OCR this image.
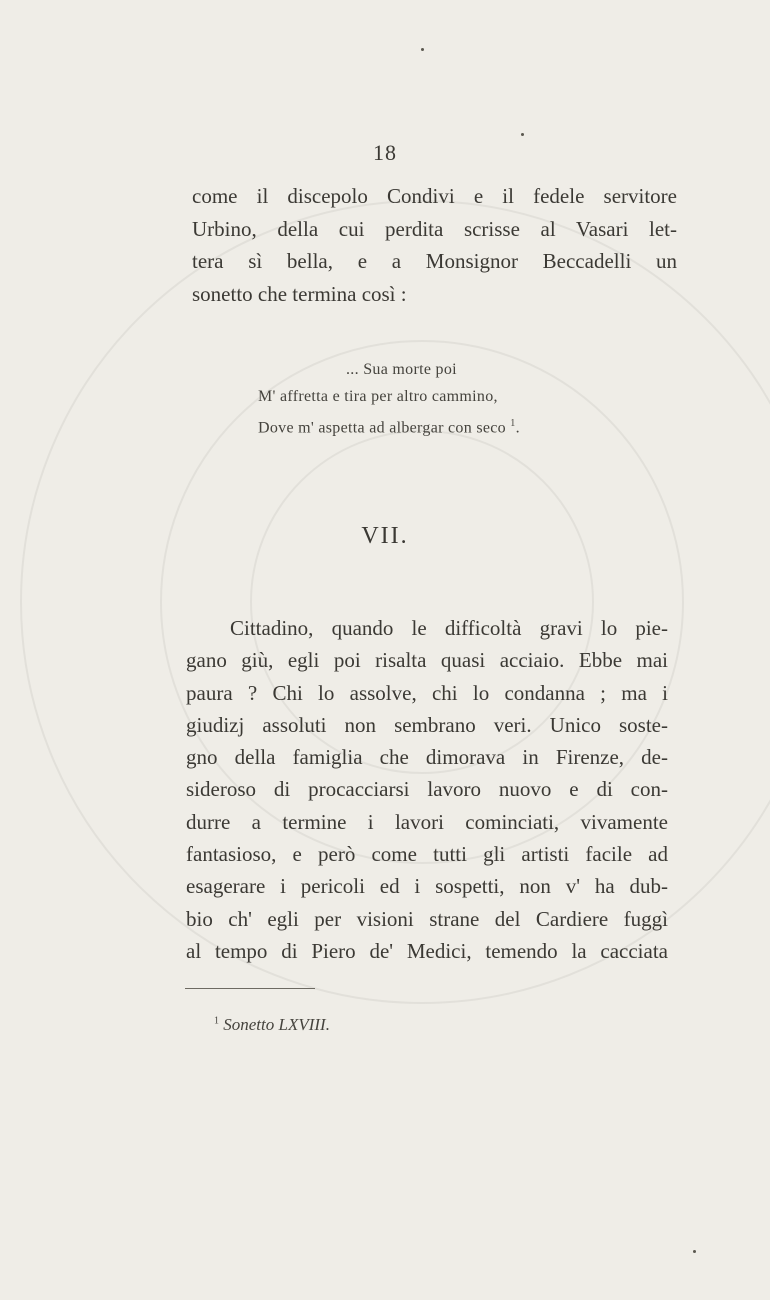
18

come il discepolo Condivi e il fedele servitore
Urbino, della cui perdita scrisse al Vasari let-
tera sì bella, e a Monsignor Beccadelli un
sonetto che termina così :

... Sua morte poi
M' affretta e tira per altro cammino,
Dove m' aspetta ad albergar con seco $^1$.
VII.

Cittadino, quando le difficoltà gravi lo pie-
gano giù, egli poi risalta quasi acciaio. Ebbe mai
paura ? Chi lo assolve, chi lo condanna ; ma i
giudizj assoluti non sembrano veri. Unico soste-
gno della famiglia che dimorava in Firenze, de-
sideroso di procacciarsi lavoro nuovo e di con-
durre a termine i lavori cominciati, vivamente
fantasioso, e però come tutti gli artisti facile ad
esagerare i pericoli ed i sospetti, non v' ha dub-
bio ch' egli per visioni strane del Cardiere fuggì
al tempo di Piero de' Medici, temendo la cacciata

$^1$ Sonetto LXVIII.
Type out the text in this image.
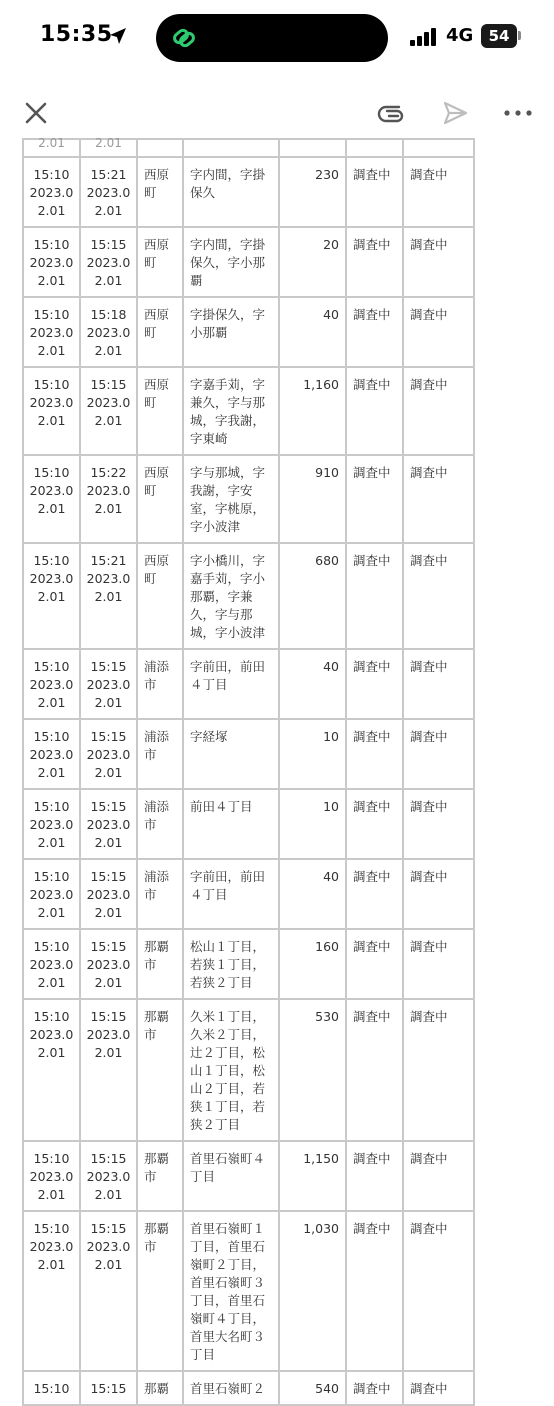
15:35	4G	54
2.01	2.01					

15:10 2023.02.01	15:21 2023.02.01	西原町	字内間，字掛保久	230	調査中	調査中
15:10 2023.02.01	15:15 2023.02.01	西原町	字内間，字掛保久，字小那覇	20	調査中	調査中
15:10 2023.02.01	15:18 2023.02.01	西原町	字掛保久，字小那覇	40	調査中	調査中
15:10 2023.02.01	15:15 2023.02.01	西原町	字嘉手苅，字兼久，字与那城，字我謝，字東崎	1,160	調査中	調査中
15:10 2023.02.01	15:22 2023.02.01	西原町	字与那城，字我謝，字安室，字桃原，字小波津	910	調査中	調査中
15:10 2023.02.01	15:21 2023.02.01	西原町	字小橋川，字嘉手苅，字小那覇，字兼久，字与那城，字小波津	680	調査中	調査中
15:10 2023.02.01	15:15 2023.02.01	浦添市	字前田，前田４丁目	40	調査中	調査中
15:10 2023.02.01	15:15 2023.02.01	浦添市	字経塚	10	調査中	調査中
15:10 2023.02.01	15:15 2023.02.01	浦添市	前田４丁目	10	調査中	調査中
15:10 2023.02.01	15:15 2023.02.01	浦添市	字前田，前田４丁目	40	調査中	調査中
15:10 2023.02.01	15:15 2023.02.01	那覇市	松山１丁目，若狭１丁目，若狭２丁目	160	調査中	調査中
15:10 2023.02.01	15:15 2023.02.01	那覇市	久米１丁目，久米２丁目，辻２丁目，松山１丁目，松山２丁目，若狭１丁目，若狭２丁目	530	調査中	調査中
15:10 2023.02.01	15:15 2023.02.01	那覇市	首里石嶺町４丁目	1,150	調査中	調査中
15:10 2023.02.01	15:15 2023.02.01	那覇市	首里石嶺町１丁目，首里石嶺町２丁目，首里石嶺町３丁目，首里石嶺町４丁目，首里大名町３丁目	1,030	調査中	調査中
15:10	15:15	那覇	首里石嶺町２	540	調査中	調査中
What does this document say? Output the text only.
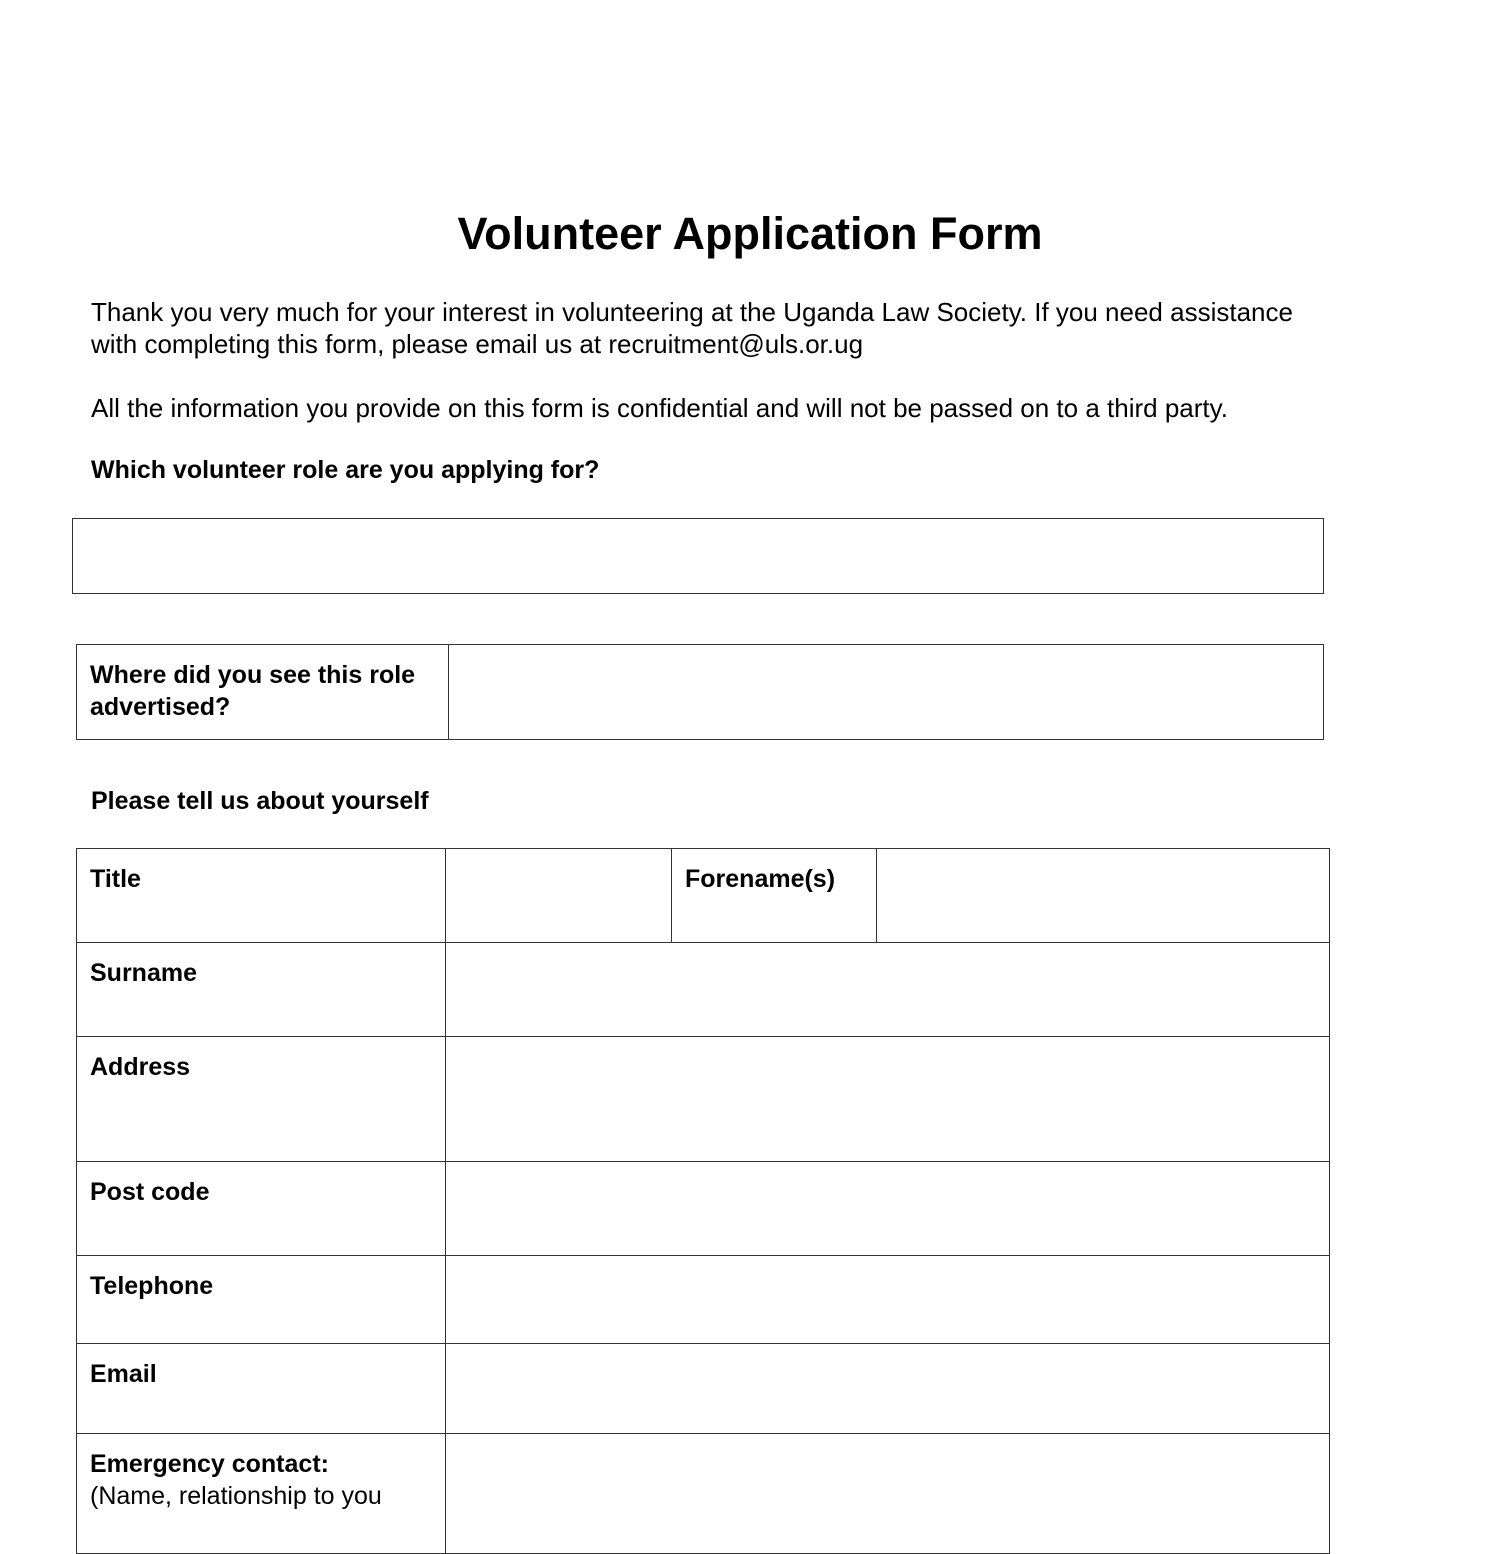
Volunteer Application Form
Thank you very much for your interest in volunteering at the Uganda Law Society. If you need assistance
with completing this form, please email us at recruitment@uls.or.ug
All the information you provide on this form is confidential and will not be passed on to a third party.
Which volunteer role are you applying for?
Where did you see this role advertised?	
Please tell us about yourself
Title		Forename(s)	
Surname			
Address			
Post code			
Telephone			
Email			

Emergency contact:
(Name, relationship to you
────────
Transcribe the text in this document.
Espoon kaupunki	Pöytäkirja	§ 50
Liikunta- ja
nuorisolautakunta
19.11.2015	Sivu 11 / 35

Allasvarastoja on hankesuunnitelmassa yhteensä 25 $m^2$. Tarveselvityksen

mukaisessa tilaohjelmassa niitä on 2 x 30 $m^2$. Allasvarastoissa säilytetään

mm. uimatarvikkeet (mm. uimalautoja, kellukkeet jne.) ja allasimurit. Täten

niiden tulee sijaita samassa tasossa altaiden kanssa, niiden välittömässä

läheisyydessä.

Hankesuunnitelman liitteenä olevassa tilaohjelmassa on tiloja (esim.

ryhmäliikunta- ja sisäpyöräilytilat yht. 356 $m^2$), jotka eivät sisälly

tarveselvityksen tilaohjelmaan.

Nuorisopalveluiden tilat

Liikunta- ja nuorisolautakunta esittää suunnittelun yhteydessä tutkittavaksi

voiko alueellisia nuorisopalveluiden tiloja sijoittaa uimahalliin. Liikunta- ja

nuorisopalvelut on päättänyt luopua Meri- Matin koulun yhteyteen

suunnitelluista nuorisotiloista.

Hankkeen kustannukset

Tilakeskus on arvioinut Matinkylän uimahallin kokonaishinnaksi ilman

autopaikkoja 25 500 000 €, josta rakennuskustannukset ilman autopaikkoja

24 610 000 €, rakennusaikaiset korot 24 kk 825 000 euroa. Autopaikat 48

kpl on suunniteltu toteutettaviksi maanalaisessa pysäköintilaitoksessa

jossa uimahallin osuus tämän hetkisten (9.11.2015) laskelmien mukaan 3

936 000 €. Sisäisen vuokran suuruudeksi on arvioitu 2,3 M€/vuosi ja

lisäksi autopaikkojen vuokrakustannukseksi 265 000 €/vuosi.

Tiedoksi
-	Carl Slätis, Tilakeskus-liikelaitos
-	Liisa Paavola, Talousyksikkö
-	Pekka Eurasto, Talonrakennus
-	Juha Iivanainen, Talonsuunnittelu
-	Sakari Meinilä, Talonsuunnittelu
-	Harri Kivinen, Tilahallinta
────────
WORK TO BE COMPLETED:
Only a number is wanted: how many lines of the material include the word "this".

THE RESULT:
7